Below is a block of records; return all of them exactly, but without the images.

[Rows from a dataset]
## START
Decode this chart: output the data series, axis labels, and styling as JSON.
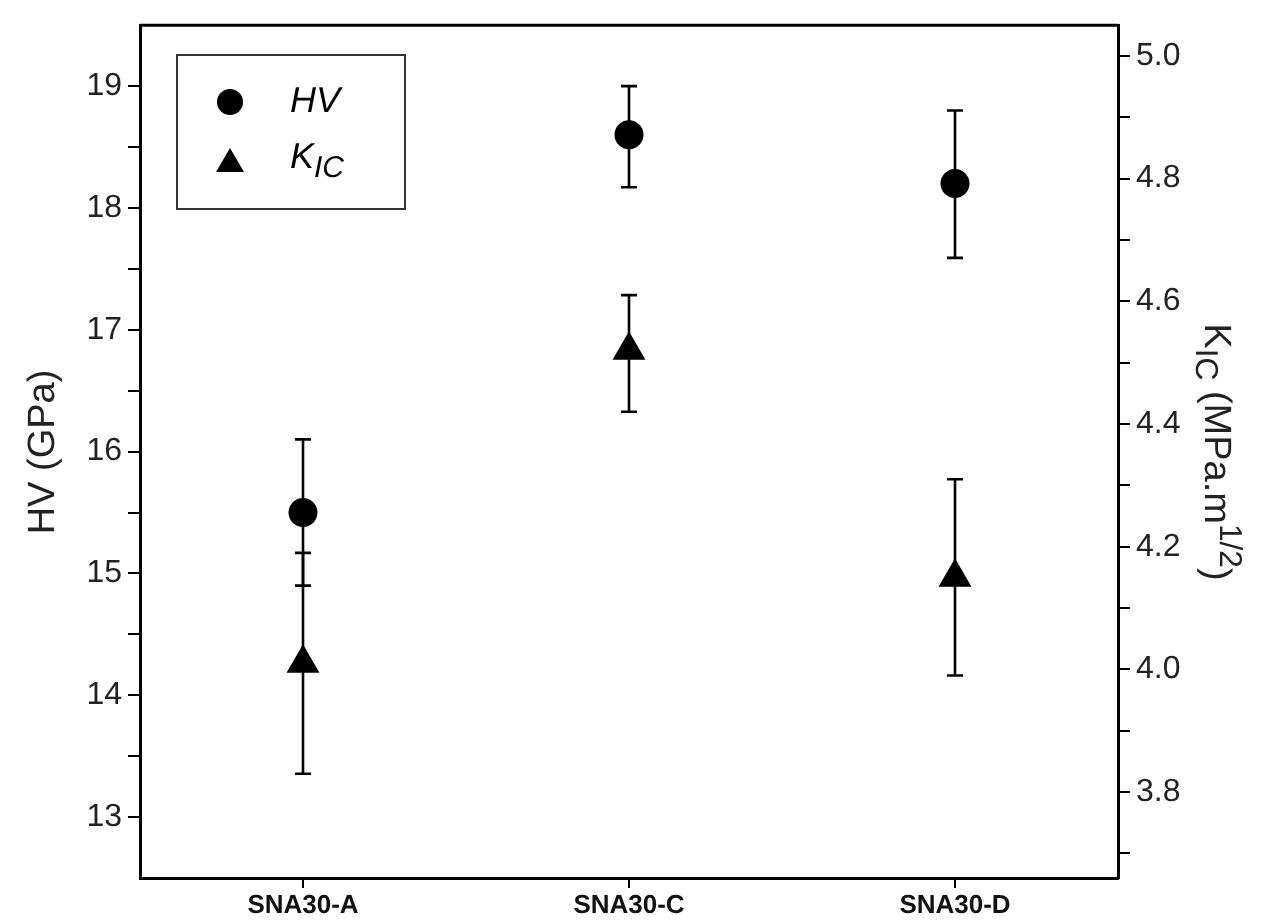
{
  "chart_data": {
    "type": "scatter",
    "ylabel": "HV (GPa)",
    "y2label": "K$_{IC}$ (MPa.m$^{1/2}$)",
    "categories": [
      "SNA30-A",
      "SNA30-C",
      "SNA30-D"
    ],
    "series": [
      {
        "name": "HV",
        "color": "#000000",
        "marker": "circle",
        "values": [
          15.5,
          18.6,
          18.2
        ],
        "errors": [
          0.6,
          [
            18.17,
            19.0
          ],
          [
            17.59,
            18.8
          ]
        ]
      },
      {
        "name": "K$_{IC}$",
        "color": "#000000",
        "marker": "triangle",
        "axis": "y2",
        "values": [
          4.01,
          4.52,
          4.15
        ],
        "errors": [
          [
            3.83,
            4.19
          ],
          [
            4.42,
            4.61
          ],
          [
            3.99,
            4.31
          ]
        ]
      }
    ],
    "ylim": [
      12.5,
      19.5
    ],
    "yticks": [
      13,
      {
        "value": 13.5,
        "label": null
      },
      14,
      {
        "value": 14.5,
        "label": null
      },
      15,
      {
        "value": 15.5,
        "label": null
      },
      16,
      {
        "value": 16.5,
        "label": null
      },
      17,
      {
        "value": 17.5,
        "label": null
      },
      18,
      {
        "value": 18.5,
        "label": null
      },
      19
    ],
    "y2lim": [
      3.66,
      5.05
    ],
    "y2ticks": [
      {
        "value": 3.7,
        "label": null
      },
      {
        "value": 3.8,
        "label": "3.8"
      },
      {
        "value": 3.9,
        "label": null
      },
      {
        "value": 4.0,
        "label": "4.0"
      },
      {
        "value": 4.1,
        "label": null
      },
      {
        "value": 4.2,
        "label": "4.2"
      },
      {
        "value": 4.3,
        "label": null
      },
      {
        "value": 4.4,
        "label": "4.4"
      },
      {
        "value": 4.5,
        "label": null
      },
      {
        "value": 4.6,
        "label": "4.6"
      },
      {
        "value": 4.7,
        "label": null
      },
      {
        "value": 4.8,
        "label": "4.8"
      },
      {
        "value": 4.9,
        "label": null
      },
      {
        "value": 5.0,
        "label": "5.0"
      }
    ],
    "grid": false,
    "legend": "top left"
  }
}
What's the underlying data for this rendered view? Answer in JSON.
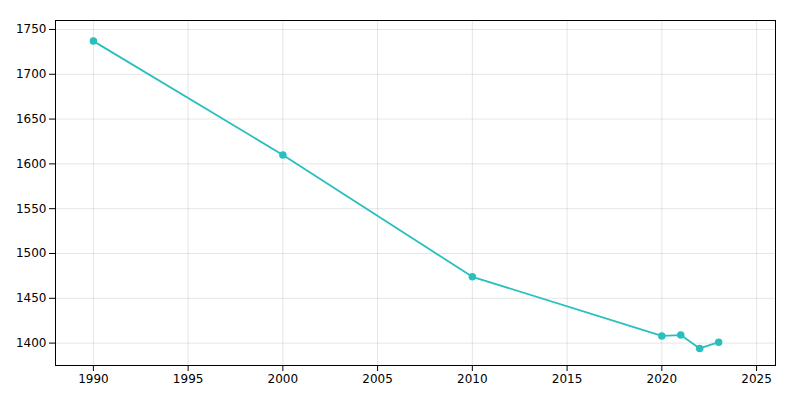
{
  "chart_data": {
    "type": "line",
    "x": [
      1990,
      2000,
      2010,
      2020,
      2021,
      2022,
      2023
    ],
    "values": [
      1737,
      1610,
      1474,
      1408,
      1409,
      1394,
      1401
    ],
    "color": "#2abfbf",
    "marker": "circle",
    "xlim": [
      1988,
      2026
    ],
    "ylim": [
      1375,
      1760
    ],
    "xticks": [
      1990,
      1995,
      2000,
      2005,
      2010,
      2015,
      2020,
      2025
    ],
    "yticks": [
      1400,
      1450,
      1500,
      1550,
      1600,
      1650,
      1700,
      1750
    ],
    "grid": true
  }
}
## END
PROBLEM SOLUTION:
Decode this chart: output the data series, axis labels, and styling as JSON.
{
  "chart_data": {
    "type": "scatter",
    "ylabel": "HV (GPa)",
    "y2label": "K$_{IC}$ (MPa.m$^{1/2}$)",
    "categories": [
      "SNA30-A",
      "SNA30-C",
      "SNA30-D"
    ],
    "series": [
      {
        "name": "HV",
        "color": "#000000",
        "marker": "circle",
        "values": [
          15.5,
          18.6,
          18.2
        ],
        "errors": [
          0.6,
          [
            18.17,
            19.0
          ],
          [
            17.59,
            18.8
          ]
        ]
      },
      {
        "name": "K$_{IC}$",
        "color": "#000000",
        "marker": "triangle",
        "axis": "y2",
        "values": [
          4.01,
          4.52,
          4.15
        ],
        "errors": [
          [
            3.83,
            4.19
          ],
          [
            4.42,
            4.61
          ],
          [
            3.99,
            4.31
          ]
        ]
      }
    ],
    "ylim": [
      12.5,
      19.5
    ],
    "yticks": [
      13,
      {
        "value": 13.5,
        "label": null
      },
      14,
      {
        "value": 14.5,
        "label": null
      },
      15,
      {
        "value": 15.5,
        "label": null
      },
      16,
      {
        "value": 16.5,
        "label": null
      },
      17,
      {
        "value": 17.5,
        "label": null
      },
      18,
      {
        "value": 18.5,
        "label": null
      },
      19
    ],
    "y2lim": [
      3.66,
      5.05
    ],
    "y2ticks": [
      {
        "value": 3.7,
        "label": null
      },
      {
        "value": 3.8,
        "label": "3.8"
      },
      {
        "value": 3.9,
        "label": null
      },
      {
        "value": 4.0,
        "label": "4.0"
      },
      {
        "value": 4.1,
        "label": null
      },
      {
        "value": 4.2,
        "label": "4.2"
      },
      {
        "value": 4.3,
        "label": null
      },
      {
        "value": 4.4,
        "label": "4.4"
      },
      {
        "value": 4.5,
        "label": null
      },
      {
        "value": 4.6,
        "label": "4.6"
      },
      {
        "value": 4.7,
        "label": null
      },
      {
        "value": 4.8,
        "label": "4.8"
      },
      {
        "value": 4.9,
        "label": null
      },
      {
        "value": 5.0,
        "label": "5.0"
      }
    ],
    "grid": false,
    "legend": "top left"
  }
}
What's the underlying data for this rendered view? Answer in JSON.
{
  "chart_data": {
    "type": "line",
    "x": [
      1990,
      2000,
      2010,
      2020,
      2021,
      2022,
      2023
    ],
    "values": [
      1737,
      1610,
      1474,
      1408,
      1409,
      1394,
      1401
    ],
    "color": "#2abfbf",
    "marker": "circle",
    "xlim": [
      1988,
      2026
    ],
    "ylim": [
      1375,
      1760
    ],
    "xticks": [
      1990,
      1995,
      2000,
      2005,
      2010,
      2015,
      2020,
      2025
    ],
    "yticks": [
      1400,
      1450,
      1500,
      1550,
      1600,
      1650,
      1700,
      1750
    ],
    "grid": true
  }
}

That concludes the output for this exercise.